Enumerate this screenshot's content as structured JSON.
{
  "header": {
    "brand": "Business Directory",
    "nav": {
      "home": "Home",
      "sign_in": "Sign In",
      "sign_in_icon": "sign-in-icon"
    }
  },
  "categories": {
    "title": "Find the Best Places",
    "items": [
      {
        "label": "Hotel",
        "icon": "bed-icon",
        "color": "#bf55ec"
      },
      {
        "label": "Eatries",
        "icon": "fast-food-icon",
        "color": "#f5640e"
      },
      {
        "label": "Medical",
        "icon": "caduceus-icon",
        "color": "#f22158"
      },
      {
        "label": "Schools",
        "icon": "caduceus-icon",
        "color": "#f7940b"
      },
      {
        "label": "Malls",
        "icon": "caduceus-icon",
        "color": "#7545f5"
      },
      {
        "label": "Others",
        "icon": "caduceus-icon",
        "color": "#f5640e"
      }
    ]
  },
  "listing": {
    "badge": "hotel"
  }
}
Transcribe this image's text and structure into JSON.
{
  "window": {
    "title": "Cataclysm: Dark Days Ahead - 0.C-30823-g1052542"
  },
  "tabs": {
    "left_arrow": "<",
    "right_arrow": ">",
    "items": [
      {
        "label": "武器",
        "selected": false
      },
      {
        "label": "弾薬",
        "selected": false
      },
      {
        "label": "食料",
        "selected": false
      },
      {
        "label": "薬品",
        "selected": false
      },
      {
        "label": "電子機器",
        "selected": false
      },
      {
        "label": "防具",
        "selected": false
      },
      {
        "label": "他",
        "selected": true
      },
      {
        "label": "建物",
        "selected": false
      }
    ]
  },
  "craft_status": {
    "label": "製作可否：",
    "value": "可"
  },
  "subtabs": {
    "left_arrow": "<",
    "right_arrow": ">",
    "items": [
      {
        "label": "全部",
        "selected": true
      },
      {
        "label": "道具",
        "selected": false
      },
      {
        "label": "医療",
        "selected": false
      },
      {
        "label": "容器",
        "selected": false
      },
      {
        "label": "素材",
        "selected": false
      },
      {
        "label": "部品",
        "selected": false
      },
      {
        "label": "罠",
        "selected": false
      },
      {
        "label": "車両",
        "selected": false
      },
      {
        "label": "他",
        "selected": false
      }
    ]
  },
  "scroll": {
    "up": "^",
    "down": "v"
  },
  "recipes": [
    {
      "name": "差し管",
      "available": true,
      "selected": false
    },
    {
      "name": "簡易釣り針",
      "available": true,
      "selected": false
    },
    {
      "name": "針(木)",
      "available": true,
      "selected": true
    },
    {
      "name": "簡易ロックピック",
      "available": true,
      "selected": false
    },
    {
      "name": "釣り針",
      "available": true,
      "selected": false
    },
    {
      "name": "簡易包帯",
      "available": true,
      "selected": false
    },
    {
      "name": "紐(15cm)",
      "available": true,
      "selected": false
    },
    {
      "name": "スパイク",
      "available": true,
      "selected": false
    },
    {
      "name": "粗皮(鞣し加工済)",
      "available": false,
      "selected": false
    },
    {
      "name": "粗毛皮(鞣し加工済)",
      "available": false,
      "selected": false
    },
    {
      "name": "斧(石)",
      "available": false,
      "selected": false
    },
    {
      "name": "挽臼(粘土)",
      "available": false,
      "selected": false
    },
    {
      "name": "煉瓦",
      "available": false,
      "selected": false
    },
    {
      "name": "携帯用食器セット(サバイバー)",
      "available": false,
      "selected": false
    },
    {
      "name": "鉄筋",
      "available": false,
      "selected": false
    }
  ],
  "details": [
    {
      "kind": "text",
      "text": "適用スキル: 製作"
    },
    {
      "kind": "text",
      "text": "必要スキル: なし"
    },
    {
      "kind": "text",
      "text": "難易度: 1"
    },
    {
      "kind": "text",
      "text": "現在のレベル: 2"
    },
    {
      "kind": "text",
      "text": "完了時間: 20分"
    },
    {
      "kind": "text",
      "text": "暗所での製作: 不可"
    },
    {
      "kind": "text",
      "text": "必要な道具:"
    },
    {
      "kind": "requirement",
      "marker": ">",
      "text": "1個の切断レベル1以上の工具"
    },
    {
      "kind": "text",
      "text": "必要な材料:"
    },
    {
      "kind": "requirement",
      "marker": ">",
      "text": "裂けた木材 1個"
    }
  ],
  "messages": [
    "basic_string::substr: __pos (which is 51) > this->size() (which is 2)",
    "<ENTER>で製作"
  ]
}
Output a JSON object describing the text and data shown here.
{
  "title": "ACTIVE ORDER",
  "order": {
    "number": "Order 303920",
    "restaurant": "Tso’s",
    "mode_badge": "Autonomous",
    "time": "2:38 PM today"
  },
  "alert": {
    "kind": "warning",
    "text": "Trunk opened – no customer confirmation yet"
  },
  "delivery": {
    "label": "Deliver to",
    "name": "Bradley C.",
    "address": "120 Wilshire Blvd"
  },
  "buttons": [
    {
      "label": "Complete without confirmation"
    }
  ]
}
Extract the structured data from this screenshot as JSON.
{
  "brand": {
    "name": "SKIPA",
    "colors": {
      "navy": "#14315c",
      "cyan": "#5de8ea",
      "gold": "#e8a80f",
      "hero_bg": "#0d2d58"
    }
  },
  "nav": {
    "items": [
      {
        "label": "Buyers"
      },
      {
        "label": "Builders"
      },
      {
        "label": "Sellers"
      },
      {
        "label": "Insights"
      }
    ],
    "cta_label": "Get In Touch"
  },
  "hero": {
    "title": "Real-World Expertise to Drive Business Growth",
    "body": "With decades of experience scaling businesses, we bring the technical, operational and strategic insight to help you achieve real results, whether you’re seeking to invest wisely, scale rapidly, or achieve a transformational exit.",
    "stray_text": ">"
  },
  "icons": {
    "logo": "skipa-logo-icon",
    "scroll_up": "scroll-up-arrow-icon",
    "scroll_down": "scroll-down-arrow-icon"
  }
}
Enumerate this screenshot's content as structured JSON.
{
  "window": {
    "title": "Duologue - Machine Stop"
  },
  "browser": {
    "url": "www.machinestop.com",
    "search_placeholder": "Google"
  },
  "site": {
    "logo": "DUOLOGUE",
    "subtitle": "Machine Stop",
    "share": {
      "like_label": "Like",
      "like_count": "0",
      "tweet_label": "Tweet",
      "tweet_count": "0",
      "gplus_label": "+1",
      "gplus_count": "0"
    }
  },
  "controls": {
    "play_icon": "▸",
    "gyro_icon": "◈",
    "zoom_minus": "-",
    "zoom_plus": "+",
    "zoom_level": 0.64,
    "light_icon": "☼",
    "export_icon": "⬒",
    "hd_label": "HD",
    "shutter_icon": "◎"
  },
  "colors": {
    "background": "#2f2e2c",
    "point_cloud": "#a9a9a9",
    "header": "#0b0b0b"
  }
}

### Problem details
Every entry needs to be retyped exactly.

### Exercise solution
Enumerate this screenshot's content as structured JSON.
{
  "header": {
    "brand": "Business Directory",
    "nav": {
      "home": "Home",
      "sign_in": "Sign In",
      "sign_in_icon": "sign-in-icon"
    }
  },
  "categories": {
    "title": "Find the Best Places",
    "items": [
      {
        "label": "Hotel",
        "icon": "bed-icon",
        "color": "#bf55ec"
      },
      {
        "label": "Eatries",
        "icon": "fast-food-icon",
        "color": "#f5640e"
      },
      {
        "label": "Medical",
        "icon": "caduceus-icon",
        "color": "#f22158"
      },
      {
        "label": "Schools",
        "icon": "caduceus-icon",
        "color": "#f7940b"
      },
      {
        "label": "Malls",
        "icon": "caduceus-icon",
        "color": "#7545f5"
      },
      {
        "label": "Others",
        "icon": "caduceus-icon",
        "color": "#f5640e"
      }
    ]
  },
  "listing": {
    "badge": "hotel"
  }
}
Transcribe this image's text and structure into JSON.
{
  "window": {
    "title": "Cataclysm: Dark Days Ahead - 0.C-30823-g1052542"
  },
  "tabs": {
    "left_arrow": "<",
    "right_arrow": ">",
    "items": [
      {
        "label": "武器",
        "selected": false
      },
      {
        "label": "弾薬",
        "selected": false
      },
      {
        "label": "食料",
        "selected": false
      },
      {
        "label": "薬品",
        "selected": false
      },
      {
        "label": "電子機器",
        "selected": false
      },
      {
        "label": "防具",
        "selected": false
      },
      {
        "label": "他",
        "selected": true
      },
      {
        "label": "建物",
        "selected": false
      }
    ]
  },
  "craft_status": {
    "label": "製作可否：",
    "value": "可"
  },
  "subtabs": {
    "left_arrow": "<",
    "right_arrow": ">",
    "items": [
      {
        "label": "全部",
        "selected": true
      },
      {
        "label": "道具",
        "selected": false
      },
      {
        "label": "医療",
        "selected": false
      },
      {
        "label": "容器",
        "selected": false
      },
      {
        "label": "素材",
        "selected": false
      },
      {
        "label": "部品",
        "selected": false
      },
      {
        "label": "罠",
        "selected": false
      },
      {
        "label": "車両",
        "selected": false
      },
      {
        "label": "他",
        "selected": false
      }
    ]
  },
  "scroll": {
    "up": "^",
    "down": "v"
  },
  "recipes": [
    {
      "name": "差し管",
      "available": true,
      "selected": false
    },
    {
      "name": "簡易釣り針",
      "available": true,
      "selected": false
    },
    {
      "name": "針(木)",
      "available": true,
      "selected": true
    },
    {
      "name": "簡易ロックピック",
      "available": true,
      "selected": false
    },
    {
      "name": "釣り針",
      "available": true,
      "selected": false
    },
    {
      "name": "簡易包帯",
      "available": true,
      "selected": false
    },
    {
      "name": "紐(15cm)",
      "available": true,
      "selected": false
    },
    {
      "name": "スパイク",
      "available": true,
      "selected": false
    },
    {
      "name": "粗皮(鞣し加工済)",
      "available": false,
      "selected": false
    },
    {
      "name": "粗毛皮(鞣し加工済)",
      "available": false,
      "selected": false
    },
    {
      "name": "斧(石)",
      "available": false,
      "selected": false
    },
    {
      "name": "挽臼(粘土)",
      "available": false,
      "selected": false
    },
    {
      "name": "煉瓦",
      "available": false,
      "selected": false
    },
    {
      "name": "携帯用食器セット(サバイバー)",
      "available": false,
      "selected": false
    },
    {
      "name": "鉄筋",
      "available": false,
      "selected": false
    }
  ],
  "details": [
    {
      "kind": "text",
      "text": "適用スキル: 製作"
    },
    {
      "kind": "text",
      "text": "必要スキル: なし"
    },
    {
      "kind": "text",
      "text": "難易度: 1"
    },
    {
      "kind": "text",
      "text": "現在のレベル: 2"
    },
    {
      "kind": "text",
      "text": "完了時間: 20分"
    },
    {
      "kind": "text",
      "text": "暗所での製作: 不可"
    },
    {
      "kind": "text",
      "text": "必要な道具:"
    },
    {
      "kind": "requirement",
      "marker": ">",
      "text": "1個の切断レベル1以上の工具"
    },
    {
      "kind": "text",
      "text": "必要な材料:"
    },
    {
      "kind": "requirement",
      "marker": ">",
      "text": "裂けた木材 1個"
    }
  ],
  "messages": [
    "basic_string::substr: __pos (which is 51) > this->size() (which is 2)",
    "<ENTER>で製作"
  ]
}
Output a JSON object describing the text and data shown here.
{
  "title": "ACTIVE ORDER",
  "order": {
    "number": "Order 303920",
    "restaurant": "Tso’s",
    "mode_badge": "Autonomous",
    "time": "2:38 PM today"
  },
  "alert": {
    "kind": "warning",
    "text": "Trunk opened – no customer confirmation yet"
  },
  "delivery": {
    "label": "Deliver to",
    "name": "Bradley C.",
    "address": "120 Wilshire Blvd"
  },
  "buttons": [
    {
      "label": "Complete without confirmation"
    }
  ]
}
Extract the structured data from this screenshot as JSON.
{
  "brand": {
    "name": "SKIPA",
    "colors": {
      "navy": "#14315c",
      "cyan": "#5de8ea",
      "gold": "#e8a80f",
      "hero_bg": "#0d2d58"
    }
  },
  "nav": {
    "items": [
      {
        "label": "Buyers"
      },
      {
        "label": "Builders"
      },
      {
        "label": "Sellers"
      },
      {
        "label": "Insights"
      }
    ],
    "cta_label": "Get In Touch"
  },
  "hero": {
    "title": "Real-World Expertise to Drive Business Growth",
    "body": "With decades of experience scaling businesses, we bring the technical, operational and strategic insight to help you achieve real results, whether you’re seeking to invest wisely, scale rapidly, or achieve a transformational exit.",
    "stray_text": ">"
  },
  "icons": {
    "logo": "skipa-logo-icon",
    "scroll_up": "scroll-up-arrow-icon",
    "scroll_down": "scroll-down-arrow-icon"
  }
}
Enumerate this screenshot's content as structured JSON.
{
  "window": {
    "title": "Duologue - Machine Stop"
  },
  "browser": {
    "url": "www.machinestop.com",
    "search_placeholder": "Google"
  },
  "site": {
    "logo": "DUOLOGUE",
    "subtitle": "Machine Stop",
    "share": {
      "like_label": "Like",
      "like_count": "0",
      "tweet_label": "Tweet",
      "tweet_count": "0",
      "gplus_label": "+1",
      "gplus_count": "0"
    }
  },
  "controls": {
    "play_icon": "▸",
    "gyro_icon": "◈",
    "zoom_minus": "-",
    "zoom_plus": "+",
    "zoom_level": 0.64,
    "light_icon": "☼",
    "export_icon": "⬒",
    "hd_label": "HD",
    "shutter_icon": "◎"
  },
  "colors": {
    "background": "#2f2e2c",
    "point_cloud": "#a9a9a9",
    "header": "#0b0b0b"
  }
}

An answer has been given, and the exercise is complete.